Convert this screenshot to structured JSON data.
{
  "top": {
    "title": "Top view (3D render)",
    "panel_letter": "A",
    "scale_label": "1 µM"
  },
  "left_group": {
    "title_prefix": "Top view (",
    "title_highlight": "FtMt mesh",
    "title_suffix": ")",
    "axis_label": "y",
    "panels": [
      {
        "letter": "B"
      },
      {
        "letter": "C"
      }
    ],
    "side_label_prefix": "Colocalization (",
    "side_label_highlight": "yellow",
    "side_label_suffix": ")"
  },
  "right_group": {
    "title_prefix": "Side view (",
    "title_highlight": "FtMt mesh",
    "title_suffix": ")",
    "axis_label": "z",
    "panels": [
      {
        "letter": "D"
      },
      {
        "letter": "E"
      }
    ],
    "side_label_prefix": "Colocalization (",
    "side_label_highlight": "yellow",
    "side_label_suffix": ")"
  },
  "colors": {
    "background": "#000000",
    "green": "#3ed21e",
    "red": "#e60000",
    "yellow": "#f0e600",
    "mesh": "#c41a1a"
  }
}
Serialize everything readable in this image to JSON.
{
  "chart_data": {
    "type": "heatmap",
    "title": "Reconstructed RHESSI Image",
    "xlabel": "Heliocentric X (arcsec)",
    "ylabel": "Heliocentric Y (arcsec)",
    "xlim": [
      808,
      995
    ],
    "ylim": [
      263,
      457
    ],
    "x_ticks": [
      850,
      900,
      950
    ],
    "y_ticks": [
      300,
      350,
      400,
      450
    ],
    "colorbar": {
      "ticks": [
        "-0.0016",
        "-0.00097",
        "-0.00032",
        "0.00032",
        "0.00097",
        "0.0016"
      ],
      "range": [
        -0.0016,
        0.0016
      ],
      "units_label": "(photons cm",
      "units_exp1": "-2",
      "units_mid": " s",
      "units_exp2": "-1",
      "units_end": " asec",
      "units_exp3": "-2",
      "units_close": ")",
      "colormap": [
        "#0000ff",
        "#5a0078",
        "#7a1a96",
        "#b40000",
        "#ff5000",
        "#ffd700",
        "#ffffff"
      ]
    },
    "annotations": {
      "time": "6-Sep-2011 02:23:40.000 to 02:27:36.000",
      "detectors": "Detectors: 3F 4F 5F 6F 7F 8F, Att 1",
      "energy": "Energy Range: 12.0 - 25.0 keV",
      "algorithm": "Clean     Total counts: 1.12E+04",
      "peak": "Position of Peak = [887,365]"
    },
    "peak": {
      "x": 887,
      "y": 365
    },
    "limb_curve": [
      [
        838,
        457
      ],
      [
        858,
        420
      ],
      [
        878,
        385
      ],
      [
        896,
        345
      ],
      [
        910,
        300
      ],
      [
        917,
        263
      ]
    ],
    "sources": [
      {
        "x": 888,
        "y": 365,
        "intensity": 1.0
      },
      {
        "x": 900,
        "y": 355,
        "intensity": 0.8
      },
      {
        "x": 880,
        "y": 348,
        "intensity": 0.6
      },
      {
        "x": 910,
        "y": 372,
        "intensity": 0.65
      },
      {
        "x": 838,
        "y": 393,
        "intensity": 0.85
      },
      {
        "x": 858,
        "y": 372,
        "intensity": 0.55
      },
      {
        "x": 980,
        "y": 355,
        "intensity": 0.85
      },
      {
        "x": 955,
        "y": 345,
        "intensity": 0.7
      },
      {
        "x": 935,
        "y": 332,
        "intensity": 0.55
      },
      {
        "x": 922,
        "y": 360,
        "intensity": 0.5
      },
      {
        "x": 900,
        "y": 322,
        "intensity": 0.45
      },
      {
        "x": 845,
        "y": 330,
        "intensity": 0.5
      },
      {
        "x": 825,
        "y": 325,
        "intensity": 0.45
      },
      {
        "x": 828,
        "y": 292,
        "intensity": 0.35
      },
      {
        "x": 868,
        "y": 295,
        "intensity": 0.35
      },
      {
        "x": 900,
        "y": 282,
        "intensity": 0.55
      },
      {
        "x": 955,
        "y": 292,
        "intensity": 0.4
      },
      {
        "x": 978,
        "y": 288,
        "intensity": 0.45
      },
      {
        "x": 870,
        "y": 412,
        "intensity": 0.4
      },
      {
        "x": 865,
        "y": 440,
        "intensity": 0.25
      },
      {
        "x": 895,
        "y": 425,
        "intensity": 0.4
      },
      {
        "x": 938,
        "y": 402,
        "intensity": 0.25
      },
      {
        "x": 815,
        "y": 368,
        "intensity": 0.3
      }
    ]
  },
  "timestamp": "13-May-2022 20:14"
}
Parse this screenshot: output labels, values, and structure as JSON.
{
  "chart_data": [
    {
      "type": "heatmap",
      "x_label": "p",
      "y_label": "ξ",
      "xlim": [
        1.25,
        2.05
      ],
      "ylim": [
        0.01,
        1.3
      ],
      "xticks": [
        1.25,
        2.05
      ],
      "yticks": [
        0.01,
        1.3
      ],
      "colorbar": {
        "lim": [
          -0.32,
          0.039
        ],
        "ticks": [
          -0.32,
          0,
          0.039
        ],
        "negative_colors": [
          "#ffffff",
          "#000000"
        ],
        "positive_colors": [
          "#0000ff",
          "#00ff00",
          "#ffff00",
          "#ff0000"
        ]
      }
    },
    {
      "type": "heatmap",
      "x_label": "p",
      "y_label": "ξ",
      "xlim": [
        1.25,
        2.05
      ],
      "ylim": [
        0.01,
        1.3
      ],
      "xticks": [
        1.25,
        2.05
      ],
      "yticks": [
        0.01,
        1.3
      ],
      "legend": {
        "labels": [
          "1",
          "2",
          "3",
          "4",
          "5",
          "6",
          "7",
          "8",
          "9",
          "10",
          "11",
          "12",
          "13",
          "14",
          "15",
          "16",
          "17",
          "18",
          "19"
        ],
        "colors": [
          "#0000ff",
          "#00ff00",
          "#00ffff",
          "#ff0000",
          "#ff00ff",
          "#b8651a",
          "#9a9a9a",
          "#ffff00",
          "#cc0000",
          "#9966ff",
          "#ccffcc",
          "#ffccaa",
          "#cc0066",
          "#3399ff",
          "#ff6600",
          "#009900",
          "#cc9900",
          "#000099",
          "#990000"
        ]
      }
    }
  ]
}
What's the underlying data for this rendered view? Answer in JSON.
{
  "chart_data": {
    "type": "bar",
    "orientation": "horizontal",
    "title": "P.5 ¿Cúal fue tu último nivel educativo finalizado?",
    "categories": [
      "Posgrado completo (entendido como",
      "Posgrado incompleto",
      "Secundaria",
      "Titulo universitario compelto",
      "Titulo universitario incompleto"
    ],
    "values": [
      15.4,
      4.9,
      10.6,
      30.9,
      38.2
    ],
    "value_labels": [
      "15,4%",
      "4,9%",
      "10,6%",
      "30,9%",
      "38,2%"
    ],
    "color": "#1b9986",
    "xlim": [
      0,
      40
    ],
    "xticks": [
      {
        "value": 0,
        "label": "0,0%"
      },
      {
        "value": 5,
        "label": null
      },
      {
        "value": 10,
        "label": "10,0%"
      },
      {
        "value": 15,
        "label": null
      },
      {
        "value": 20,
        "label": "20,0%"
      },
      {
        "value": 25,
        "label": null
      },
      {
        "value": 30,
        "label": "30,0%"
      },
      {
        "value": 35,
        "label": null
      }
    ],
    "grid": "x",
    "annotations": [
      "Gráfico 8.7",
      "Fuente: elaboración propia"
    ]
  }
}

# # # # # # #

• SHORT PROBLEM
Recopy the whole listing exactly.

• SOLUTION TO THIS TASK
Convert this screenshot to structured JSON data.
{
  "top": {
    "title": "Top view (3D render)",
    "panel_letter": "A",
    "scale_label": "1 µM"
  },
  "left_group": {
    "title_prefix": "Top view (",
    "title_highlight": "FtMt mesh",
    "title_suffix": ")",
    "axis_label": "y",
    "panels": [
      {
        "letter": "B"
      },
      {
        "letter": "C"
      }
    ],
    "side_label_prefix": "Colocalization (",
    "side_label_highlight": "yellow",
    "side_label_suffix": ")"
  },
  "right_group": {
    "title_prefix": "Side view (",
    "title_highlight": "FtMt mesh",
    "title_suffix": ")",
    "axis_label": "z",
    "panels": [
      {
        "letter": "D"
      },
      {
        "letter": "E"
      }
    ],
    "side_label_prefix": "Colocalization (",
    "side_label_highlight": "yellow",
    "side_label_suffix": ")"
  },
  "colors": {
    "background": "#000000",
    "green": "#3ed21e",
    "red": "#e60000",
    "yellow": "#f0e600",
    "mesh": "#c41a1a"
  }
}
Serialize everything readable in this image to JSON.
{
  "chart_data": {
    "type": "heatmap",
    "title": "Reconstructed RHESSI Image",
    "xlabel": "Heliocentric X (arcsec)",
    "ylabel": "Heliocentric Y (arcsec)",
    "xlim": [
      808,
      995
    ],
    "ylim": [
      263,
      457
    ],
    "x_ticks": [
      850,
      900,
      950
    ],
    "y_ticks": [
      300,
      350,
      400,
      450
    ],
    "colorbar": {
      "ticks": [
        "-0.0016",
        "-0.00097",
        "-0.00032",
        "0.00032",
        "0.00097",
        "0.0016"
      ],
      "range": [
        -0.0016,
        0.0016
      ],
      "units_label": "(photons cm",
      "units_exp1": "-2",
      "units_mid": " s",
      "units_exp2": "-1",
      "units_end": " asec",
      "units_exp3": "-2",
      "units_close": ")",
      "colormap": [
        "#0000ff",
        "#5a0078",
        "#7a1a96",
        "#b40000",
        "#ff5000",
        "#ffd700",
        "#ffffff"
      ]
    },
    "annotations": {
      "time": "6-Sep-2011 02:23:40.000 to 02:27:36.000",
      "detectors": "Detectors: 3F 4F 5F 6F 7F 8F, Att 1",
      "energy": "Energy Range: 12.0 - 25.0 keV",
      "algorithm": "Clean     Total counts: 1.12E+04",
      "peak": "Position of Peak = [887,365]"
    },
    "peak": {
      "x": 887,
      "y": 365
    },
    "limb_curve": [
      [
        838,
        457
      ],
      [
        858,
        420
      ],
      [
        878,
        385
      ],
      [
        896,
        345
      ],
      [
        910,
        300
      ],
      [
        917,
        263
      ]
    ],
    "sources": [
      {
        "x": 888,
        "y": 365,
        "intensity": 1.0
      },
      {
        "x": 900,
        "y": 355,
        "intensity": 0.8
      },
      {
        "x": 880,
        "y": 348,
        "intensity": 0.6
      },
      {
        "x": 910,
        "y": 372,
        "intensity": 0.65
      },
      {
        "x": 838,
        "y": 393,
        "intensity": 0.85
      },
      {
        "x": 858,
        "y": 372,
        "intensity": 0.55
      },
      {
        "x": 980,
        "y": 355,
        "intensity": 0.85
      },
      {
        "x": 955,
        "y": 345,
        "intensity": 0.7
      },
      {
        "x": 935,
        "y": 332,
        "intensity": 0.55
      },
      {
        "x": 922,
        "y": 360,
        "intensity": 0.5
      },
      {
        "x": 900,
        "y": 322,
        "intensity": 0.45
      },
      {
        "x": 845,
        "y": 330,
        "intensity": 0.5
      },
      {
        "x": 825,
        "y": 325,
        "intensity": 0.45
      },
      {
        "x": 828,
        "y": 292,
        "intensity": 0.35
      },
      {
        "x": 868,
        "y": 295,
        "intensity": 0.35
      },
      {
        "x": 900,
        "y": 282,
        "intensity": 0.55
      },
      {
        "x": 955,
        "y": 292,
        "intensity": 0.4
      },
      {
        "x": 978,
        "y": 288,
        "intensity": 0.45
      },
      {
        "x": 870,
        "y": 412,
        "intensity": 0.4
      },
      {
        "x": 865,
        "y": 440,
        "intensity": 0.25
      },
      {
        "x": 895,
        "y": 425,
        "intensity": 0.4
      },
      {
        "x": 938,
        "y": 402,
        "intensity": 0.25
      },
      {
        "x": 815,
        "y": 368,
        "intensity": 0.3
      }
    ]
  },
  "timestamp": "13-May-2022 20:14"
}
Parse this screenshot: output labels, values, and structure as JSON.
{
  "chart_data": [
    {
      "type": "heatmap",
      "x_label": "p",
      "y_label": "ξ",
      "xlim": [
        1.25,
        2.05
      ],
      "ylim": [
        0.01,
        1.3
      ],
      "xticks": [
        1.25,
        2.05
      ],
      "yticks": [
        0.01,
        1.3
      ],
      "colorbar": {
        "lim": [
          -0.32,
          0.039
        ],
        "ticks": [
          -0.32,
          0,
          0.039
        ],
        "negative_colors": [
          "#ffffff",
          "#000000"
        ],
        "positive_colors": [
          "#0000ff",
          "#00ff00",
          "#ffff00",
          "#ff0000"
        ]
      }
    },
    {
      "type": "heatmap",
      "x_label": "p",
      "y_label": "ξ",
      "xlim": [
        1.25,
        2.05
      ],
      "ylim": [
        0.01,
        1.3
      ],
      "xticks": [
        1.25,
        2.05
      ],
      "yticks": [
        0.01,
        1.3
      ],
      "legend": {
        "labels": [
          "1",
          "2",
          "3",
          "4",
          "5",
          "6",
          "7",
          "8",
          "9",
          "10",
          "11",
          "12",
          "13",
          "14",
          "15",
          "16",
          "17",
          "18",
          "19"
        ],
        "colors": [
          "#0000ff",
          "#00ff00",
          "#00ffff",
          "#ff0000",
          "#ff00ff",
          "#b8651a",
          "#9a9a9a",
          "#ffff00",
          "#cc0000",
          "#9966ff",
          "#ccffcc",
          "#ffccaa",
          "#cc0066",
          "#3399ff",
          "#ff6600",
          "#009900",
          "#cc9900",
          "#000099",
          "#990000"
        ]
      }
    }
  ]
}
What's the underlying data for this rendered view? Answer in JSON.
{
  "chart_data": {
    "type": "bar",
    "orientation": "horizontal",
    "title": "P.5 ¿Cúal fue tu último nivel educativo finalizado?",
    "categories": [
      "Posgrado completo (entendido como",
      "Posgrado incompleto",
      "Secundaria",
      "Titulo universitario compelto",
      "Titulo universitario incompleto"
    ],
    "values": [
      15.4,
      4.9,
      10.6,
      30.9,
      38.2
    ],
    "value_labels": [
      "15,4%",
      "4,9%",
      "10,6%",
      "30,9%",
      "38,2%"
    ],
    "color": "#1b9986",
    "xlim": [
      0,
      40
    ],
    "xticks": [
      {
        "value": 0,
        "label": "0,0%"
      },
      {
        "value": 5,
        "label": null
      },
      {
        "value": 10,
        "label": "10,0%"
      },
      {
        "value": 15,
        "label": null
      },
      {
        "value": 20,
        "label": "20,0%"
      },
      {
        "value": 25,
        "label": null
      },
      {
        "value": 30,
        "label": "30,0%"
      },
      {
        "value": 35,
        "label": null
      }
    ],
    "grid": "x",
    "annotations": [
      "Gráfico 8.7",
      "Fuente: elaboración propia"
    ]
  }
}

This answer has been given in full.